(Stored records)
* * * * *

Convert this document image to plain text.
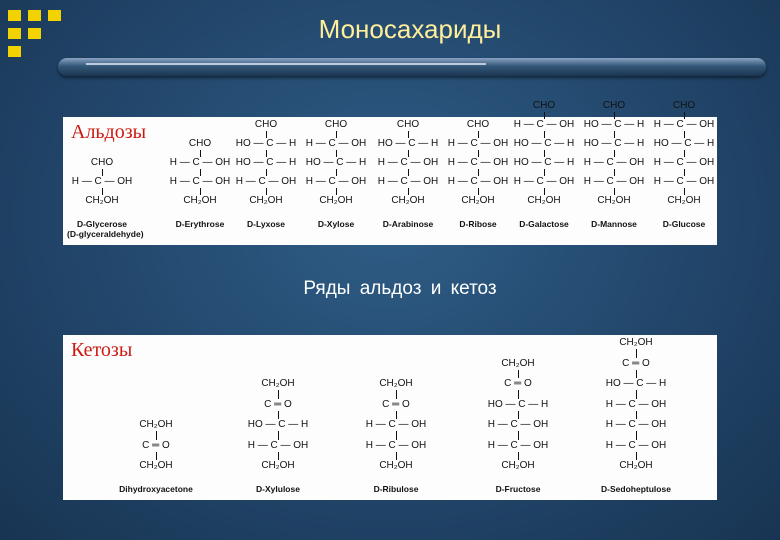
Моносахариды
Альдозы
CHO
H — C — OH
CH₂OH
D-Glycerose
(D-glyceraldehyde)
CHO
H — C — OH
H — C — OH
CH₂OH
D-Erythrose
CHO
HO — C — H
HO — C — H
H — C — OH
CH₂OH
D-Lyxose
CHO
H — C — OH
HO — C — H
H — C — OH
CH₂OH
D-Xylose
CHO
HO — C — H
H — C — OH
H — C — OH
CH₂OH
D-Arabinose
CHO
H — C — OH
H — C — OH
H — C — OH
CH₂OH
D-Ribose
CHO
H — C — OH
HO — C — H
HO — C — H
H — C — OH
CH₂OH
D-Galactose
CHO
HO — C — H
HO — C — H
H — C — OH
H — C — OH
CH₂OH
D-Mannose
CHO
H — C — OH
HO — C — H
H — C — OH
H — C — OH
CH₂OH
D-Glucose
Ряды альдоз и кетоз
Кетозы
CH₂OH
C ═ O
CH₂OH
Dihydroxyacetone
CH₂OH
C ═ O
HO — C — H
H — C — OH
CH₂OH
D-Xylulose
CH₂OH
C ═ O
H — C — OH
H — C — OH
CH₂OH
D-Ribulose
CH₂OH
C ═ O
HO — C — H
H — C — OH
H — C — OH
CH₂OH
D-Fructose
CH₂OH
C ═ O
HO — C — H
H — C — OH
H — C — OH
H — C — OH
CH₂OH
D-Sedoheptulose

* * * * *

- **SHORT TASK**: Restate the data above word for word. Do not include the images.

- **COMPLETE RESPONSE**:
Convert this document image to plain text.
Моносахариды
Альдозы
CHO
H — C — OH
CH₂OH
D-Glycerose
(D-glyceraldehyde)
CHO
H — C — OH
H — C — OH
CH₂OH
D-Erythrose
CHO
HO — C — H
HO — C — H
H — C — OH
CH₂OH
D-Lyxose
CHO
H — C — OH
HO — C — H
H — C — OH
CH₂OH
D-Xylose
CHO
HO — C — H
H — C — OH
H — C — OH
CH₂OH
D-Arabinose
CHO
H — C — OH
H — C — OH
H — C — OH
CH₂OH
D-Ribose
CHO
H — C — OH
HO — C — H
HO — C — H
H — C — OH
CH₂OH
D-Galactose
CHO
HO — C — H
HO — C — H
H — C — OH
H — C — OH
CH₂OH
D-Mannose
CHO
H — C — OH
HO — C — H
H — C — OH
H — C — OH
CH₂OH
D-Glucose
Ряды альдоз и кетоз
Кетозы
CH₂OH
C ═ O
CH₂OH
Dihydroxyacetone
CH₂OH
C ═ O
HO — C — H
H — C — OH
CH₂OH
D-Xylulose
CH₂OH
C ═ O
H — C — OH
H — C — OH
CH₂OH
D-Ribulose
CH₂OH
C ═ O
HO — C — H
H — C — OH
H — C — OH
CH₂OH
D-Fructose
CH₂OH
C ═ O
HO — C — H
H — C — OH
H — C — OH
H — C — OH
CH₂OH
D-Sedoheptulose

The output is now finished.